Stored data entries:
┌────────

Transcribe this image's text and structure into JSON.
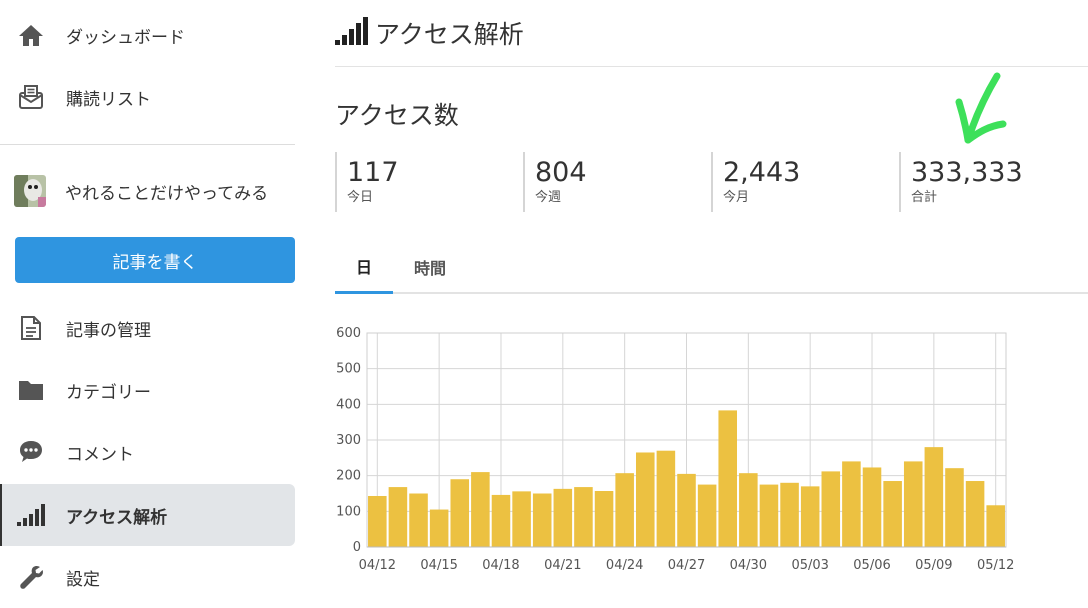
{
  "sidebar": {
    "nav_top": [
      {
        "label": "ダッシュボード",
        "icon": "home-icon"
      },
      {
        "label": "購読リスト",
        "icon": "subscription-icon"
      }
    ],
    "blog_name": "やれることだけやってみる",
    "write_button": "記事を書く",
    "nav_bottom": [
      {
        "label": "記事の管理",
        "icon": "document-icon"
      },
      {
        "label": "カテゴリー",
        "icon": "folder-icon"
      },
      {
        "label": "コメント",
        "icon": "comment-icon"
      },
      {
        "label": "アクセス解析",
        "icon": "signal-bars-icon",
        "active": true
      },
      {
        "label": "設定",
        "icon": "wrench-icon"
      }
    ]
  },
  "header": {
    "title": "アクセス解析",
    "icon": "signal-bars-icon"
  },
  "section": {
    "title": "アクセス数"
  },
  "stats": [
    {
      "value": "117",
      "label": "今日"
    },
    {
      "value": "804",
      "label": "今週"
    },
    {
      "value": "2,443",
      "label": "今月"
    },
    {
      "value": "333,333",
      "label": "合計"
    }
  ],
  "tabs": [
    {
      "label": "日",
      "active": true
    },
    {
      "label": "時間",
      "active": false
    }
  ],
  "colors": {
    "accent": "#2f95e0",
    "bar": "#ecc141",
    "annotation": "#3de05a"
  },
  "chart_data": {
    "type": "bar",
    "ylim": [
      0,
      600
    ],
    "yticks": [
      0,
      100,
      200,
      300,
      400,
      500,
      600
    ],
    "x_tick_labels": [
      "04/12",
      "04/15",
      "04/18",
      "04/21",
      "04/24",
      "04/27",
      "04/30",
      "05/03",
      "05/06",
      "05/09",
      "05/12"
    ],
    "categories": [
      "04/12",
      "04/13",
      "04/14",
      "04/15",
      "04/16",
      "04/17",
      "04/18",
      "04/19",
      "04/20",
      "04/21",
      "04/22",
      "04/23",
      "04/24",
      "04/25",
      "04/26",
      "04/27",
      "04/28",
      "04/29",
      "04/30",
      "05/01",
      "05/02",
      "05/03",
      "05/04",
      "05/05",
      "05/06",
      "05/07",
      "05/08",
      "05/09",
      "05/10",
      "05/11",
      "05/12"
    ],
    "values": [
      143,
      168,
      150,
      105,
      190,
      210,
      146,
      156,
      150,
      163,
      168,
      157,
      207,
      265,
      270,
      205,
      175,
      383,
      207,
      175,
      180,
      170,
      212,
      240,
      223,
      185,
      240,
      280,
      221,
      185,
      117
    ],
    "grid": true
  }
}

└────────
┌────────

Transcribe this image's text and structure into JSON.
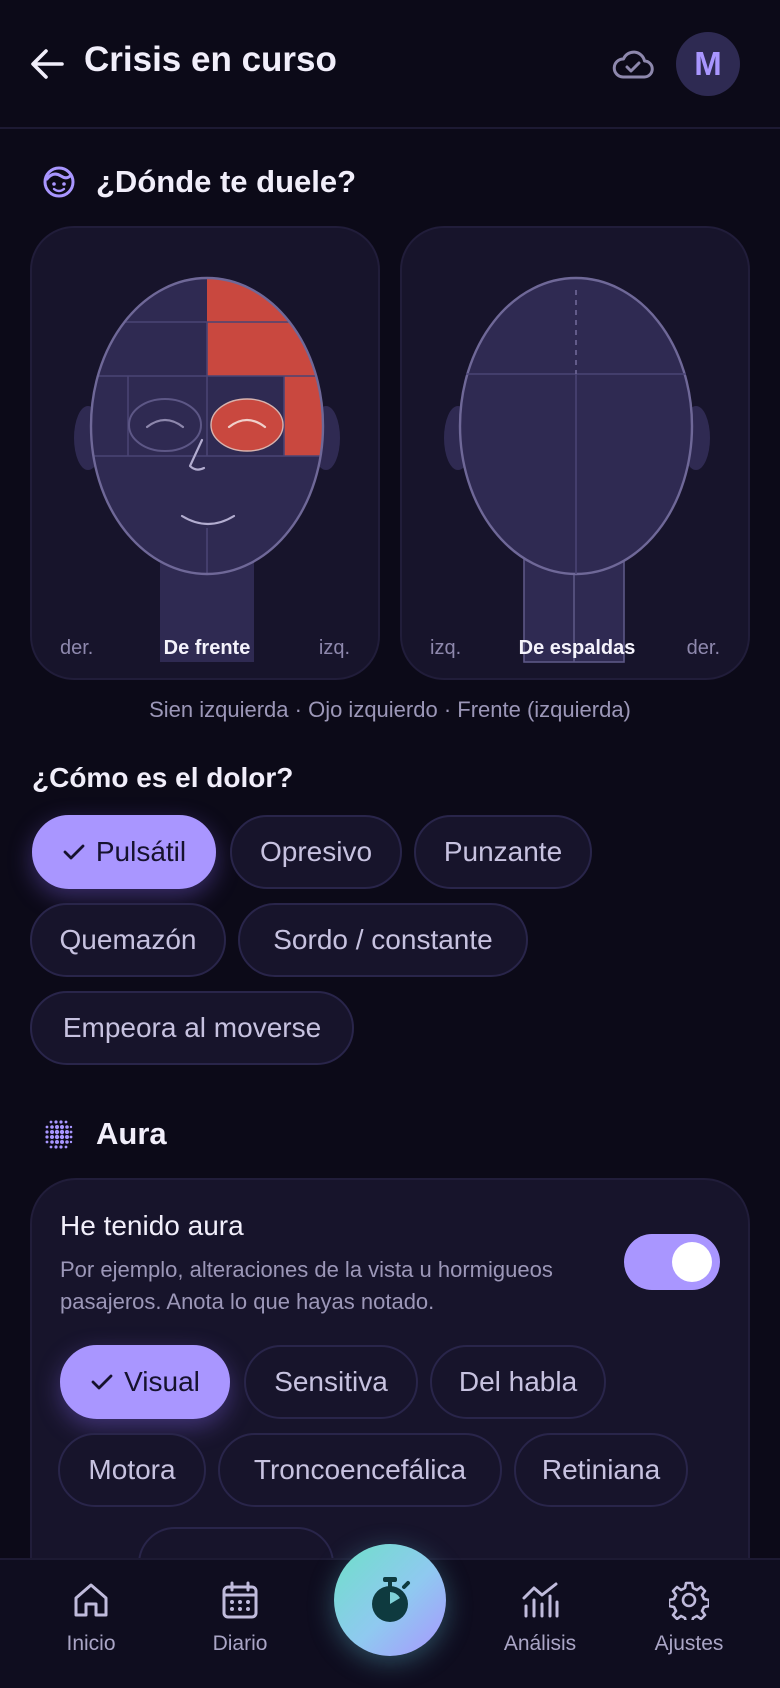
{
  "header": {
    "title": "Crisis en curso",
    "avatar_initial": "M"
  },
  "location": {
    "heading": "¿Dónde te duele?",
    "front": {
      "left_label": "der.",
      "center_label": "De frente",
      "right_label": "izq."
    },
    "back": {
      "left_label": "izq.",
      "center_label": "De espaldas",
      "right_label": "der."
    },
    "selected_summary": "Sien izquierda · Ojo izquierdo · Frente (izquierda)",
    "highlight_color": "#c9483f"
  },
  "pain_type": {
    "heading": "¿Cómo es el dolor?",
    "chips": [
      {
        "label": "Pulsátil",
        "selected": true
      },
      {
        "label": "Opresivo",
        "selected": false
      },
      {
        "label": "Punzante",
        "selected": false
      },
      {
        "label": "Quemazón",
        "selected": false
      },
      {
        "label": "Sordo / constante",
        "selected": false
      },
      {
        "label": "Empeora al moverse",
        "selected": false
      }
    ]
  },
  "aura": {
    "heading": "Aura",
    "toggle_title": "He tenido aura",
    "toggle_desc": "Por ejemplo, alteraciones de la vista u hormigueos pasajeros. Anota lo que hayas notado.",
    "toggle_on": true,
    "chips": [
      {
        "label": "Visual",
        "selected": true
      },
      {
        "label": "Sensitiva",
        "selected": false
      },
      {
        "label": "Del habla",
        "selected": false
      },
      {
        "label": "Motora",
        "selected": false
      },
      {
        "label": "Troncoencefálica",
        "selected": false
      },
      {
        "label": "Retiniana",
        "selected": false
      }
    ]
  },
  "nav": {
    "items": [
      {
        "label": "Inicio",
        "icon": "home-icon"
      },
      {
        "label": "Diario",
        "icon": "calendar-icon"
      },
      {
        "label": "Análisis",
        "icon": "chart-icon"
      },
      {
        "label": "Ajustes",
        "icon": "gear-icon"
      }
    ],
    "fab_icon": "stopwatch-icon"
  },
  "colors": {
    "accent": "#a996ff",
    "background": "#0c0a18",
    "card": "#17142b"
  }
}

└────────

WHAT TO PRODUCE: Spot every line that holds "signal" and copy it.

RESPONSE TO THIS EXERCISE:
        "icon": "signal-bars-icon",
    "icon": "signal-bars-icon"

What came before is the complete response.